Start of Text section

Wednesday, December 4, 2019

What is STEM Education and Why is It So Important? - Understanding the Basics of STEM Education

STEM is an interdisciplinary approach to learning and is a curriculum based on the idea of teaching students to improve the outcomes of the four specific disciplines — science, technology, engineering, and mathematics. 
Students apply these academic disciplines in contexts that connect the classroom to the world around them.
STEM education increases literacy, creates critical thinkers and empowers the next generation of innovators. 
STEM Education strives to prepare an enlightened generation in these areas to contribute to the application of knowledge and practices acquired to meet the challenges facing them in their daily lives and the labor market. 


Understanding the Basics of STEM Education

What is STEM Education and Why is It So Important? - Understanding the Basics of STEM Education



What is STEM Education?

STEM Education is an integrated, multidisciplinary approach based on the idea of educating students that can help improve the outcomes of the four disciplines — science, technology, engineering and mathematics. 
STEAM / STEM is of interest to international organizations that seek to develop their human resources in specialized areas that support innovation and competitiveness.

End of Text section

■ Work to do
Transcribe the STEM education text above word for word, in full.

Start of Extracted material

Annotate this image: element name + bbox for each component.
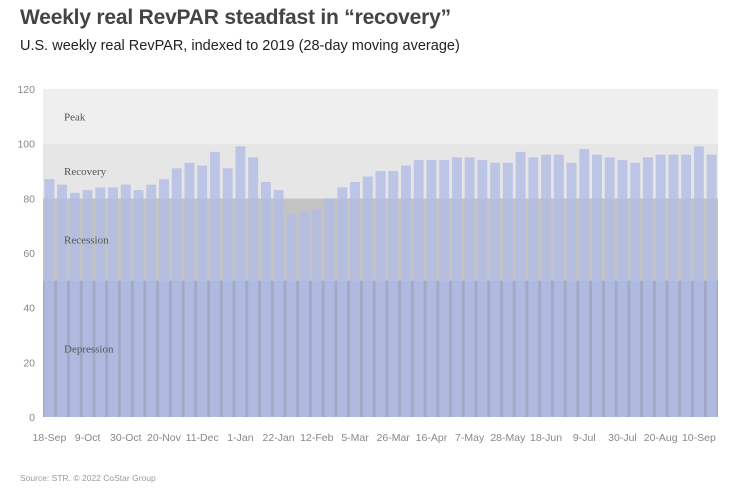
bar — [108, 187, 119, 417]
bar — [350, 181, 360, 417]
x-tick-label: 22-Jan — [263, 432, 295, 444]
bar — [451, 157, 462, 418]
bar — [120, 184, 131, 417]
y-tick-label: 0 — [29, 412, 35, 424]
bar — [604, 157, 615, 418]
bar — [311, 209, 322, 417]
bar — [693, 146, 704, 417]
bar — [82, 190, 93, 417]
y-tick-label: 20 — [23, 357, 35, 369]
bar — [184, 162, 195, 417]
bar — [502, 162, 513, 417]
zone-band-peak — [43, 89, 718, 144]
x-tick-label: 20-Aug — [644, 432, 678, 444]
x-tick-label: 20-Nov — [147, 432, 182, 444]
bar — [95, 187, 106, 417]
bar — [515, 151, 526, 417]
bar — [197, 165, 208, 417]
y-tick-label: 80 — [23, 193, 35, 205]
x-axis-ticks: 18-Sep 9-Oct 30-Oct 20-Nov 11-Dec 1-Jan 22-Jan… — [32, 432, 716, 444]
x-tick-label: 30-Jul — [608, 432, 637, 444]
zone-label-depression: Depression — [64, 344, 114, 356]
x-tick-label: 18-Jun — [530, 432, 562, 444]
x-tick-label: 7-May — [455, 432, 485, 444]
bar — [592, 154, 602, 417]
bar — [362, 176, 373, 417]
source-note: Source: STR. © 2022 CoStar Group — [20, 473, 156, 483]
bar — [146, 184, 157, 417]
bar — [337, 187, 348, 417]
bar — [579, 149, 590, 417]
y-tick-label: 120 — [17, 84, 35, 96]
bar — [630, 162, 641, 417]
x-tick-label: 10-Sep — [682, 432, 716, 444]
y-tick-label: 40 — [23, 303, 35, 315]
bar — [706, 154, 717, 417]
x-tick-label: 5-Mar — [341, 432, 369, 444]
bar — [681, 154, 692, 417]
x-tick-label: 9-Oct — [75, 432, 101, 444]
bar — [248, 157, 259, 418]
bar — [668, 154, 679, 417]
x-tick-label: 18-Sep — [32, 432, 66, 444]
x-tick-label: 16-Apr — [416, 432, 448, 444]
bar — [439, 160, 450, 418]
bars — [44, 146, 717, 418]
bar — [44, 179, 55, 417]
bar — [299, 212, 310, 417]
x-tick-label: 12-Feb — [300, 432, 333, 444]
bar — [388, 171, 399, 417]
bar — [655, 154, 666, 417]
bar — [553, 154, 564, 417]
chart-subtitle: U.S. weekly real RevPAR, indexed to 2019… — [20, 38, 460, 54]
bar — [209, 151, 220, 417]
zone-label-peak: Peak — [64, 111, 86, 123]
zone-label-recession: Recession — [64, 234, 109, 246]
bar — [541, 154, 552, 417]
bar — [57, 184, 68, 417]
bar — [477, 160, 488, 418]
bar — [171, 168, 182, 417]
x-tick-label: 28-May — [490, 432, 526, 444]
zone-label-recovery: Recovery — [64, 166, 107, 178]
bar — [375, 171, 386, 417]
bar — [464, 157, 475, 418]
x-tick-label: 26-Mar — [377, 432, 411, 444]
bar — [69, 192, 80, 417]
y-axis-ticks: 0 20 40 60 80 100 120 — [17, 84, 35, 424]
chart-title: Weekly real RevPAR steadfast in “recover… — [20, 6, 451, 29]
bar — [286, 214, 297, 417]
bar — [273, 190, 284, 417]
zone-labels: Depression Recession Recovery Peak — [64, 111, 114, 355]
y-tick-label: 60 — [23, 248, 35, 260]
bar — [528, 157, 539, 418]
bar — [260, 181, 271, 417]
x-tick-label: 9-Jul — [573, 432, 596, 444]
bar — [490, 162, 501, 417]
bar — [159, 179, 169, 417]
bar — [222, 168, 233, 417]
bar — [413, 160, 424, 418]
bar — [324, 198, 335, 417]
x-tick-label: 30-Oct — [110, 432, 142, 444]
x-tick-label: 11-Dec — [186, 432, 219, 444]
bar — [642, 157, 653, 418]
bar — [566, 162, 577, 417]
bar — [133, 190, 144, 417]
x-tick-label: 1-Jan — [227, 432, 253, 444]
bar — [426, 160, 437, 418]
bar — [401, 165, 411, 417]
y-tick-label: 100 — [17, 139, 35, 151]
bar — [235, 146, 246, 417]
bar — [617, 160, 628, 418]
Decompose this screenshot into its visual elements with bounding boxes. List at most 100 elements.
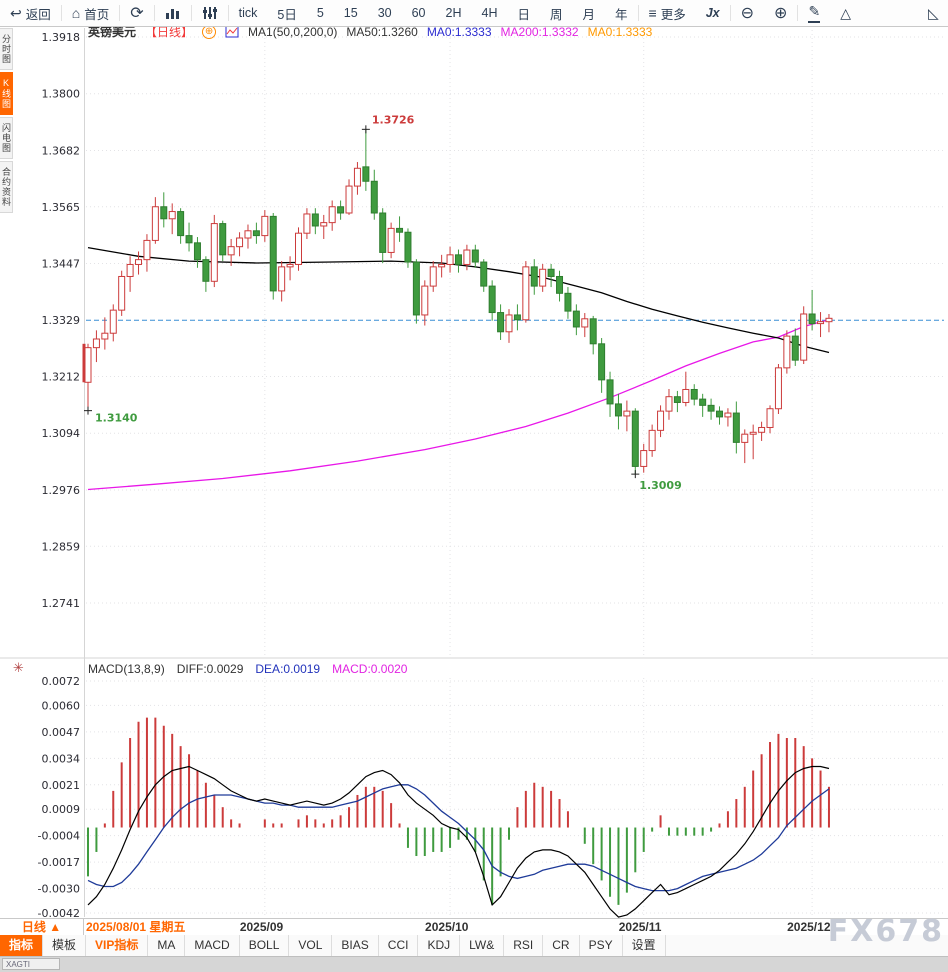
left-tab-strip: 分时图 K线图 闪电图 合约资料 [0,28,14,215]
svg-text:0.0072: 0.0072 [42,675,81,688]
interval-60m[interactable]: 60 [411,6,426,20]
tab-templates[interactable]: 模板 [43,935,87,956]
zoom-out-button[interactable]: ⊖ [731,3,764,23]
price-legend: 英镑美元 【日线】 ⊕ MA1(50,0,200,0) MA50:1.3260 … [88,23,652,40]
date-label: 2025/12 [787,920,831,934]
svg-text:0.0009: 0.0009 [42,803,81,816]
top-toolbar: ↩ 返回 ⌂ 首页 ⟳ tick 5日 5 15 30 60 2H 4H 日 周 月… [0,0,948,27]
tab-vip-indicators[interactable]: VIP指标 [86,935,149,956]
interval-week[interactable]: 周 [550,7,563,22]
sidebar-tab-timeshare[interactable]: 分时图 [0,28,13,70]
tab-settings[interactable]: 设置 [623,935,666,956]
home-icon: ⌂ [71,5,81,21]
indicator-tab-bar: 指标 模板 VIP指标 MA MACD BOLL VOL BIAS CCI KD… [0,935,948,957]
triangle-icon: △ [840,4,851,21]
macd-legend: MACD(13,8,9) DIFF:0.0029 DEA:0.0019 MACD… [88,662,407,676]
pane-settings-icon[interactable]: ✳ [13,660,24,675]
svg-text:1.3094: 1.3094 [42,427,81,440]
period-label: 【日线】 [145,25,194,39]
more-button[interactable]: ≡ 更多 [648,5,686,22]
dea-value: DEA:0.0019 [255,662,321,676]
tab-vol[interactable]: VOL [289,935,333,956]
tab-rsi[interactable]: RSI [504,935,544,956]
zoom-in-icon: ⊕ [774,5,788,22]
minimized-window-tab[interactable]: XAGTI [2,958,60,970]
diff-value: DIFF:0.0029 [176,662,244,676]
tab-boll[interactable]: BOLL [240,935,290,956]
ma-params: MA1(50,0,200,0) [248,24,338,39]
tab-bias[interactable]: BIAS [332,935,379,956]
diff-line [87,765,830,918]
svg-text:1.3800: 1.3800 [42,88,81,101]
ma200-line [87,319,830,491]
axis-range-marker [82,343,86,383]
svg-text:1.2976: 1.2976 [42,484,81,497]
partial-icon: ◺ [928,4,939,21]
sidebar-tab-kline[interactable]: K线图 [0,72,13,115]
chart-type-button[interactable] [155,6,191,20]
menu-icon: ≡ [648,5,657,21]
interval-2h[interactable]: 2H [445,6,462,20]
svg-text:1.3212: 1.3212 [42,371,81,384]
candles [84,129,833,475]
interval-tick[interactable]: tick [238,6,258,20]
clipped-tool-button[interactable]: ◺ [918,5,948,22]
svg-text:-0.0017: -0.0017 [38,856,80,869]
svg-text:-0.0042: -0.0042 [38,907,80,920]
draw-tool-button[interactable]: ✎ [798,3,830,23]
tab-lw[interactable]: LW& [460,935,505,956]
tab-psy[interactable]: PSY [580,935,623,956]
tab-kdj[interactable]: KDJ [418,935,461,956]
ma0-value-2: MA0:1.3333 [587,24,653,39]
interval-30m[interactable]: 30 [377,6,392,20]
svg-text:0.0021: 0.0021 [42,779,81,792]
price-annotation: 1.3009 [639,479,681,492]
refresh-button[interactable]: ⟳ [120,3,153,23]
sidebar-tab-lightning[interactable]: 闪电图 [0,117,13,159]
back-icon: ↩ [10,4,22,21]
back-button[interactable]: ↩ 返回 [10,4,51,22]
svg-text:1.3329: 1.3329 [42,314,81,327]
tab-cci[interactable]: CCI [379,935,419,956]
tab-indicators[interactable]: 指标 [0,935,44,956]
gridlines: 1.3918 1.3800 1.3682 1.3565 1.3447 1.3329 1.32… [38,30,945,920]
ma200-value: MA200:1.3332 [500,24,579,39]
fx-functions-button[interactable]: Jx [705,6,720,20]
pencil-icon: ✎ [808,3,821,23]
interval-month[interactable]: 月 [582,7,596,22]
date-label: 2025/09 [239,920,284,934]
svg-text:0.0060: 0.0060 [42,699,81,712]
svg-text:1.3682: 1.3682 [42,144,81,157]
period-selector-button[interactable]: 日线 ▲ [0,919,84,935]
ma50-line [87,246,830,354]
interval-year[interactable]: 年 [615,7,628,22]
interval-day[interactable]: 日 [517,7,530,22]
date-label: 2025/08/01 星期五 [86,920,186,934]
indicator-settings-button[interactable] [192,6,228,20]
interval-5m[interactable]: 5 [316,6,324,20]
price-annotation: 1.3140 [95,412,138,425]
dea-line [87,784,830,892]
svg-text:-0.0004: -0.0004 [38,830,80,843]
zoom-in-button[interactable]: ⊕ [764,3,797,23]
interval-5d[interactable]: 5日 [277,7,297,22]
sidebar-tab-contract-info[interactable]: 合约资料 [0,161,13,213]
svg-text:-0.0030: -0.0030 [38,883,80,896]
shapes-tool-button[interactable]: △ [830,5,861,22]
svg-text:1.3565: 1.3565 [42,201,81,214]
svg-text:1.2859: 1.2859 [42,540,81,553]
svg-text:0.0047: 0.0047 [42,726,81,739]
macd-value: MACD:0.0020 [332,662,408,676]
home-button[interactable]: ⌂ 首页 [71,5,110,22]
tab-cr[interactable]: CR [543,935,580,956]
interval-4h[interactable]: 4H [481,6,498,20]
svg-text:1.3447: 1.3447 [42,257,81,270]
interval-15m[interactable]: 15 [343,6,358,20]
svg-text:1.2741: 1.2741 [42,597,81,610]
fx678-watermark: FX678 [827,914,944,949]
tab-macd[interactable]: MACD [185,935,240,956]
symbol-name: 英镑美元 [88,25,137,39]
tab-ma[interactable]: MA [148,935,186,956]
refresh-icon: ⟳ [130,5,144,22]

End of Extracted material

■ Answer to this task
Wednesday, December 4, 2019

What is STEM Education and Why is It So Important? - Understanding the Basics of STEM Education

STEM is an interdisciplinary approach to learning and is a curriculum based on the idea of teaching students to improve the outcomes of the four specific disciplines — science, technology, engineering, and mathematics. 
Students apply these academic disciplines in contexts that connect the classroom to the world around them.
STEM education increases literacy, creates critical thinkers and empowers the next generation of innovators. 
STEM Education strives to prepare an enlightened generation in these areas to contribute to the application of knowledge and practices acquired to meet the challenges facing them in their daily lives and the labor market. 


Understanding the Basics of STEM Education

What is STEM Education and Why is It So Important? - Understanding the Basics of STEM Education



What is STEM Education?

STEM Education is an integrated, multidisciplinary approach based on the idea of educating students that can help improve the outcomes of the four disciplines — science, technology, engineering and mathematics. 
STEAM / STEM is of interest to international organizations that seek to develop their human resources in specialized areas that support innovation and competitiveness.